Scan the data below and pick out the lines containing the word "label".

Dataset records
======

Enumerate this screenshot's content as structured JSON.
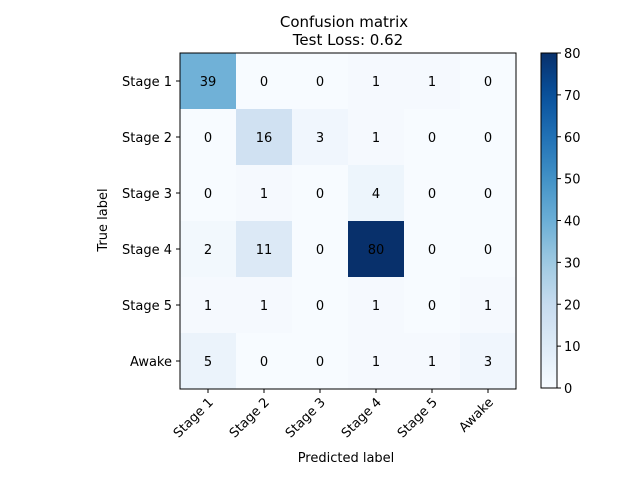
{
  "chart_data": {
    "type": "heatmap",
    "title": "Confusion matrix",
    "subtitle": "Test Loss: 0.62",
    "xlabel": "Predicted label",
    "ylabel": "True label",
    "x_categories": [
      "Stage 1",
      "Stage 2",
      "Stage 3",
      "Stage 4",
      "Stage 5",
      "Awake"
    ],
    "y_categories": [
      "Stage 1",
      "Stage 2",
      "Stage 3",
      "Stage 4",
      "Stage 5",
      "Awake"
    ],
    "values": [
      [
        39,
        0,
        0,
        1,
        1,
        0
      ],
      [
        0,
        16,
        3,
        1,
        0,
        0
      ],
      [
        0,
        1,
        0,
        4,
        0,
        0
      ],
      [
        2,
        11,
        0,
        80,
        0,
        0
      ],
      [
        1,
        1,
        0,
        1,
        0,
        1
      ],
      [
        5,
        0,
        0,
        1,
        1,
        3
      ]
    ],
    "colormap": "Blues",
    "color_range": [
      0,
      80
    ],
    "colorbar_ticks": [
      0,
      10,
      20,
      30,
      40,
      50,
      60,
      70,
      80
    ],
    "colors": {
      "low": "#f7fbff",
      "high": "#08306b",
      "text_dark": "#000000",
      "text_light": "#ffffff"
    }
  }
}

======

Task answer
    "xlabel": "Predicted label",
    "ylabel": "True label",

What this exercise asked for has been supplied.